─── RECORD EXCERPTS
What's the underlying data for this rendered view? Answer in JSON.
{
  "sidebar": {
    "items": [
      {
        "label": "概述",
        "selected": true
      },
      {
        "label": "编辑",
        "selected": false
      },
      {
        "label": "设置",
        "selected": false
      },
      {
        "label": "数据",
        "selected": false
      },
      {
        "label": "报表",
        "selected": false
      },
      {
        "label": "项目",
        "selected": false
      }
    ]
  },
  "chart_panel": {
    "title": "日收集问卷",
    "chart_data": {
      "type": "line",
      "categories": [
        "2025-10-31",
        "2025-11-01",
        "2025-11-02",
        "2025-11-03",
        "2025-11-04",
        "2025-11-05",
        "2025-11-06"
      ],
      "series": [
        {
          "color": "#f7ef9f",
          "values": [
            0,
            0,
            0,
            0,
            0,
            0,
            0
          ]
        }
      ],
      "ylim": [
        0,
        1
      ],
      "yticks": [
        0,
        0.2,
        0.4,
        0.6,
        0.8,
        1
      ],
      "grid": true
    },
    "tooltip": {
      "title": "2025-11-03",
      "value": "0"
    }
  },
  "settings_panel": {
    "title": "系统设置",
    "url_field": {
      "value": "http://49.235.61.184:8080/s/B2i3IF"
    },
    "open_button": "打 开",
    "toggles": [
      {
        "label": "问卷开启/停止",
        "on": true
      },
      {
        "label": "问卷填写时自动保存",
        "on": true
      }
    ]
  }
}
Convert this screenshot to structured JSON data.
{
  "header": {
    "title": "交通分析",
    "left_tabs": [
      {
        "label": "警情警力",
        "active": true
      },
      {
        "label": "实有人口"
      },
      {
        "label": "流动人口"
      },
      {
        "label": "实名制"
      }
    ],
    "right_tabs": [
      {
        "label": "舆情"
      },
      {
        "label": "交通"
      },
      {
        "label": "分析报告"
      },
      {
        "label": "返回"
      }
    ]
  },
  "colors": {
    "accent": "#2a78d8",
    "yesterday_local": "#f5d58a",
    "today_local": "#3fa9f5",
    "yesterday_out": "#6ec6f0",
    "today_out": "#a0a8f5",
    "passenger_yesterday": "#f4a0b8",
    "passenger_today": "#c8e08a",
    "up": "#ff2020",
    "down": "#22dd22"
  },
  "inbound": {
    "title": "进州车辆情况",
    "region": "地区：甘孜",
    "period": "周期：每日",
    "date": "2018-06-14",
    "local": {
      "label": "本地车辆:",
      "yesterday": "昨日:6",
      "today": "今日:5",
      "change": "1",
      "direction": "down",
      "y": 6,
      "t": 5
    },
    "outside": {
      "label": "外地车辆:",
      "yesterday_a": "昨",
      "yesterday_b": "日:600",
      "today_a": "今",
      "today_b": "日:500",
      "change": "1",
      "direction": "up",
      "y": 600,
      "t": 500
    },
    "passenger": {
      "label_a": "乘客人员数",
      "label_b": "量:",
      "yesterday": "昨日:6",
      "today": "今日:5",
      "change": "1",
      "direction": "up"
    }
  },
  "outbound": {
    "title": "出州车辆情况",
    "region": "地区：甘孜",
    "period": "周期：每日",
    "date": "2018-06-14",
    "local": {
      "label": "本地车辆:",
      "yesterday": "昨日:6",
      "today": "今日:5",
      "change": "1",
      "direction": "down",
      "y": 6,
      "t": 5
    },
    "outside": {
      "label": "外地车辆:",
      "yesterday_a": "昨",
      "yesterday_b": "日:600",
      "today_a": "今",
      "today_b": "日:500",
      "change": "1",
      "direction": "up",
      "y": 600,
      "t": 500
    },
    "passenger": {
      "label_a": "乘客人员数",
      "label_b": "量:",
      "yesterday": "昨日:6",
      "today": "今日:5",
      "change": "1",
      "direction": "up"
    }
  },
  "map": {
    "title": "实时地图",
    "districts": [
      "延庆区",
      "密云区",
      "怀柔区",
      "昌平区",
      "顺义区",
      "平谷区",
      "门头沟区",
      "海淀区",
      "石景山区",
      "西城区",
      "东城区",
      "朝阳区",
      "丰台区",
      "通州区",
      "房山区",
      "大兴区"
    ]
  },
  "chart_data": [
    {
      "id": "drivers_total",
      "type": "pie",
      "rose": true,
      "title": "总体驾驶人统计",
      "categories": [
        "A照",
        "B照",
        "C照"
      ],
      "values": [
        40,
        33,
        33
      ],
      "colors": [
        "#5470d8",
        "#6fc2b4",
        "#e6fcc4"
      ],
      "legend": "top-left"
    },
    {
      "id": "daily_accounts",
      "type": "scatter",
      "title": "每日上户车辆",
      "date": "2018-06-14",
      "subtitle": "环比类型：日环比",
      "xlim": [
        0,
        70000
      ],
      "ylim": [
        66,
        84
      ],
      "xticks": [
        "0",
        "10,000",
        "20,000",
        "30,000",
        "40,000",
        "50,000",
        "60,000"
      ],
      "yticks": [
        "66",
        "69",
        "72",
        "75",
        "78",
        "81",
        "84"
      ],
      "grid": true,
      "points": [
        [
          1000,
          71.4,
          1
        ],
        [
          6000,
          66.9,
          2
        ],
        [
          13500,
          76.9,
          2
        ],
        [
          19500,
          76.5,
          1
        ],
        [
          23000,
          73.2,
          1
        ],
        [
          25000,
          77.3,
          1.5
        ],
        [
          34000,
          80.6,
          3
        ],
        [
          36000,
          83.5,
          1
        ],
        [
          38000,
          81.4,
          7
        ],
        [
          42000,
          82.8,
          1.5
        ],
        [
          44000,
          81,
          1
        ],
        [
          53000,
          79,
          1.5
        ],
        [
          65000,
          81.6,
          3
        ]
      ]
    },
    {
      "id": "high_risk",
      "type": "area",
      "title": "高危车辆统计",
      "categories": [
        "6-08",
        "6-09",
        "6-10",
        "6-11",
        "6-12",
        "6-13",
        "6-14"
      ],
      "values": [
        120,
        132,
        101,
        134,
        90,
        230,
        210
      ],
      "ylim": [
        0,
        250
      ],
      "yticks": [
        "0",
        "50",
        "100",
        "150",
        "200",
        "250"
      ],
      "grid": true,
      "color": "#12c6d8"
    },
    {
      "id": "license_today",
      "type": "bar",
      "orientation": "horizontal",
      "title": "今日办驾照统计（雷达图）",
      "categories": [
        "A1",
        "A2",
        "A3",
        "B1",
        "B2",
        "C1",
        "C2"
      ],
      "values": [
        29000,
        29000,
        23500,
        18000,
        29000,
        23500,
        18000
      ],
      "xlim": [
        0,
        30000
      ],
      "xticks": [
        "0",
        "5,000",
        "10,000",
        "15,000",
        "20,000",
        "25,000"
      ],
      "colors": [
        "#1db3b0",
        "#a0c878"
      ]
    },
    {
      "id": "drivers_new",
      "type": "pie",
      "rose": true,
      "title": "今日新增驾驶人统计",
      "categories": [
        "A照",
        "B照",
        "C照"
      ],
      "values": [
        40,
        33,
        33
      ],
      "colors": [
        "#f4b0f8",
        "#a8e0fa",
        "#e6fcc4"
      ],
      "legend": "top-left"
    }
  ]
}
──────
--- WHAT THE EXERCISE ASKS ---
Copy out all of the records shown above exactly.

--- PROBLEM SOLUTION ---
What's the underlying data for this rendered view? Answer in JSON.
{
  "sidebar": {
    "items": [
      {
        "label": "概述",
        "selected": true
      },
      {
        "label": "编辑",
        "selected": false
      },
      {
        "label": "设置",
        "selected": false
      },
      {
        "label": "数据",
        "selected": false
      },
      {
        "label": "报表",
        "selected": false
      },
      {
        "label": "项目",
        "selected": false
      }
    ]
  },
  "chart_panel": {
    "title": "日收集问卷",
    "chart_data": {
      "type": "line",
      "categories": [
        "2025-10-31",
        "2025-11-01",
        "2025-11-02",
        "2025-11-03",
        "2025-11-04",
        "2025-11-05",
        "2025-11-06"
      ],
      "series": [
        {
          "color": "#f7ef9f",
          "values": [
            0,
            0,
            0,
            0,
            0,
            0,
            0
          ]
        }
      ],
      "ylim": [
        0,
        1
      ],
      "yticks": [
        0,
        0.2,
        0.4,
        0.6,
        0.8,
        1
      ],
      "grid": true
    },
    "tooltip": {
      "title": "2025-11-03",
      "value": "0"
    }
  },
  "settings_panel": {
    "title": "系统设置",
    "url_field": {
      "value": "http://49.235.61.184:8080/s/B2i3IF"
    },
    "open_button": "打 开",
    "toggles": [
      {
        "label": "问卷开启/停止",
        "on": true
      },
      {
        "label": "问卷填写时自动保存",
        "on": true
      }
    ]
  }
}
Convert this screenshot to structured JSON data.
{
  "header": {
    "title": "交通分析",
    "left_tabs": [
      {
        "label": "警情警力",
        "active": true
      },
      {
        "label": "实有人口"
      },
      {
        "label": "流动人口"
      },
      {
        "label": "实名制"
      }
    ],
    "right_tabs": [
      {
        "label": "舆情"
      },
      {
        "label": "交通"
      },
      {
        "label": "分析报告"
      },
      {
        "label": "返回"
      }
    ]
  },
  "colors": {
    "accent": "#2a78d8",
    "yesterday_local": "#f5d58a",
    "today_local": "#3fa9f5",
    "yesterday_out": "#6ec6f0",
    "today_out": "#a0a8f5",
    "passenger_yesterday": "#f4a0b8",
    "passenger_today": "#c8e08a",
    "up": "#ff2020",
    "down": "#22dd22"
  },
  "inbound": {
    "title": "进州车辆情况",
    "region": "地区：甘孜",
    "period": "周期：每日",
    "date": "2018-06-14",
    "local": {
      "label": "本地车辆:",
      "yesterday": "昨日:6",
      "today": "今日:5",
      "change": "1",
      "direction": "down",
      "y": 6,
      "t": 5
    },
    "outside": {
      "label": "外地车辆:",
      "yesterday_a": "昨",
      "yesterday_b": "日:600",
      "today_a": "今",
      "today_b": "日:500",
      "change": "1",
      "direction": "up",
      "y": 600,
      "t": 500
    },
    "passenger": {
      "label_a": "乘客人员数",
      "label_b": "量:",
      "yesterday": "昨日:6",
      "today": "今日:5",
      "change": "1",
      "direction": "up"
    }
  },
  "outbound": {
    "title": "出州车辆情况",
    "region": "地区：甘孜",
    "period": "周期：每日",
    "date": "2018-06-14",
    "local": {
      "label": "本地车辆:",
      "yesterday": "昨日:6",
      "today": "今日:5",
      "change": "1",
      "direction": "down",
      "y": 6,
      "t": 5
    },
    "outside": {
      "label": "外地车辆:",
      "yesterday_a": "昨",
      "yesterday_b": "日:600",
      "today_a": "今",
      "today_b": "日:500",
      "change": "1",
      "direction": "up",
      "y": 600,
      "t": 500
    },
    "passenger": {
      "label_a": "乘客人员数",
      "label_b": "量:",
      "yesterday": "昨日:6",
      "today": "今日:5",
      "change": "1",
      "direction": "up"
    }
  },
  "map": {
    "title": "实时地图",
    "districts": [
      "延庆区",
      "密云区",
      "怀柔区",
      "昌平区",
      "顺义区",
      "平谷区",
      "门头沟区",
      "海淀区",
      "石景山区",
      "西城区",
      "东城区",
      "朝阳区",
      "丰台区",
      "通州区",
      "房山区",
      "大兴区"
    ]
  },
  "chart_data": [
    {
      "id": "drivers_total",
      "type": "pie",
      "rose": true,
      "title": "总体驾驶人统计",
      "categories": [
        "A照",
        "B照",
        "C照"
      ],
      "values": [
        40,
        33,
        33
      ],
      "colors": [
        "#5470d8",
        "#6fc2b4",
        "#e6fcc4"
      ],
      "legend": "top-left"
    },
    {
      "id": "daily_accounts",
      "type": "scatter",
      "title": "每日上户车辆",
      "date": "2018-06-14",
      "subtitle": "环比类型：日环比",
      "xlim": [
        0,
        70000
      ],
      "ylim": [
        66,
        84
      ],
      "xticks": [
        "0",
        "10,000",
        "20,000",
        "30,000",
        "40,000",
        "50,000",
        "60,000"
      ],
      "yticks": [
        "66",
        "69",
        "72",
        "75",
        "78",
        "81",
        "84"
      ],
      "grid": true,
      "points": [
        [
          1000,
          71.4,
          1
        ],
        [
          6000,
          66.9,
          2
        ],
        [
          13500,
          76.9,
          2
        ],
        [
          19500,
          76.5,
          1
        ],
        [
          23000,
          73.2,
          1
        ],
        [
          25000,
          77.3,
          1.5
        ],
        [
          34000,
          80.6,
          3
        ],
        [
          36000,
          83.5,
          1
        ],
        [
          38000,
          81.4,
          7
        ],
        [
          42000,
          82.8,
          1.5
        ],
        [
          44000,
          81,
          1
        ],
        [
          53000,
          79,
          1.5
        ],
        [
          65000,
          81.6,
          3
        ]
      ]
    },
    {
      "id": "high_risk",
      "type": "area",
      "title": "高危车辆统计",
      "categories": [
        "6-08",
        "6-09",
        "6-10",
        "6-11",
        "6-12",
        "6-13",
        "6-14"
      ],
      "values": [
        120,
        132,
        101,
        134,
        90,
        230,
        210
      ],
      "ylim": [
        0,
        250
      ],
      "yticks": [
        "0",
        "50",
        "100",
        "150",
        "200",
        "250"
      ],
      "grid": true,
      "color": "#12c6d8"
    },
    {
      "id": "license_today",
      "type": "bar",
      "orientation": "horizontal",
      "title": "今日办驾照统计（雷达图）",
      "categories": [
        "A1",
        "A2",
        "A3",
        "B1",
        "B2",
        "C1",
        "C2"
      ],
      "values": [
        29000,
        29000,
        23500,
        18000,
        29000,
        23500,
        18000
      ],
      "xlim": [
        0,
        30000
      ],
      "xticks": [
        "0",
        "5,000",
        "10,000",
        "15,000",
        "20,000",
        "25,000"
      ],
      "colors": [
        "#1db3b0",
        "#a0c878"
      ]
    },
    {
      "id": "drivers_new",
      "type": "pie",
      "rose": true,
      "title": "今日新增驾驶人统计",
      "categories": [
        "A照",
        "B照",
        "C照"
      ],
      "values": [
        40,
        33,
        33
      ],
      "colors": [
        "#f4b0f8",
        "#a8e0fa",
        "#e6fcc4"
      ],
      "legend": "top-left"
    }
  ]
}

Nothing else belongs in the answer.